Tekst do przeczytania

========================

2009-12-18
Dostęp do wpisu:
Publiczny
| Pod dachem (czytano: 352 razy)
Barbarzynca jestem. Tak, tak, ja też. Dopiero jakieś ekstremum jest mnie w stanie ucywilizować. Oczywiście plynna jest granica tego, co za ekstremum w danej chwili uchodzi. Rok temu wychodziłam o 5 rano w minus 22 stopnie i zasuwałąm 20 km po osiedlu w kółko. Dzisiaj minus 12 występujące drugi dzień z rzędu skłoniło mnie do sięgnięcia po zdobycze cywilizacji...
I tak, rozpoczynając czwarty rok biegania, po raz pierwszy postanowiłam odbyć trening na bieżni mechanicznej. W tym celu pojechałam do pewnego sieciowego fitness klubu. Tam wskoczyłam w elegancki dresik, jakaś pobiegową koszulkę i wysłużone adidaski. Wlazłam między sprzęty i... No cóż. Po 5 minutach znalazłam instruktora. Otworzyłam szeroko oczy, nadając im najbardziej niebieski wyraz i zapytałam, czy może mi pokazac, jak się obsługuje bieżnię.
Pokazał, wlączył, zaczęłam biec. Hm. Wolno. Podkręciłam tempo. I jeszcze trochę. Po kwadransie zachciało mi się pic. Coś poprzyciskałam i... No nieważne, drugi raz właczyłam sobie sama. Ale coś pokręciłąm. Za chwilę znowu spróbowałam. O, teraz jest dobrze. Zerknęłam przez ramię facetowi przy sąsiedniej bieżni. Aha. Ustawiłam sobie tempo minimalnie szybsze, czas - dłuższy - i tupałam. Po 5 minutach zaczełam sie nudzić. Widok przed sobą miałam nad wyraz interesujący - pietrowy parking w sąsiednim budynku. Na monitorze z boku leciały teledyski, ale nic nie było słychac. Czytanie wiadomości znudziło mi się po kolejnych 5 minutach. Zagryzłam zęby i tupałam dalej, walcząc z otepającym uczuciem bezsensu, dusznościa i gorącem.

========================

Dane źródłowe
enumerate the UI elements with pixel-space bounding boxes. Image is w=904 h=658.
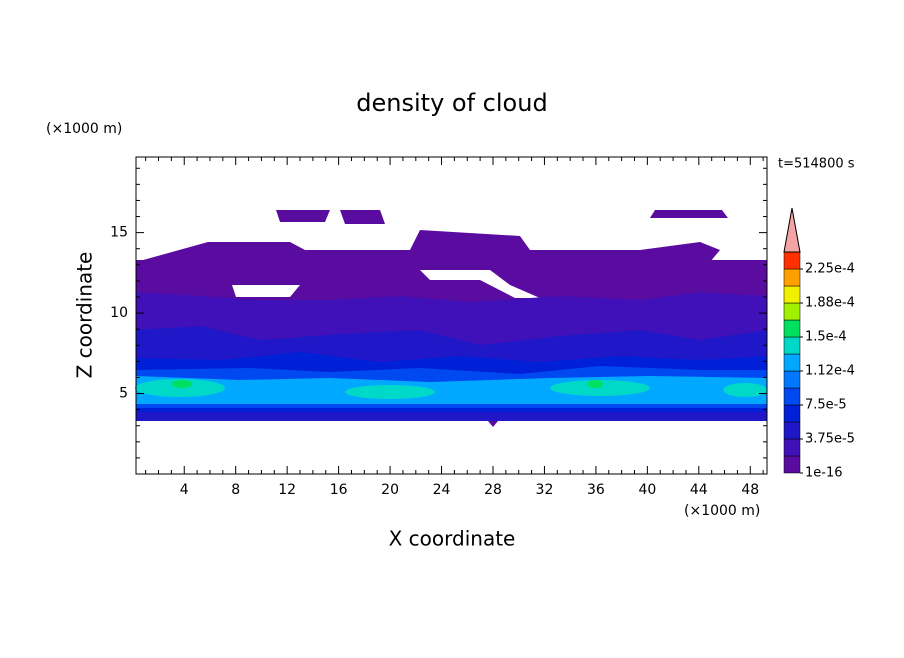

========================

Jaki widok był przed bieżnią według wpisu o treningu pod dachem?

Piętrowy parking w sąsiednim budynku.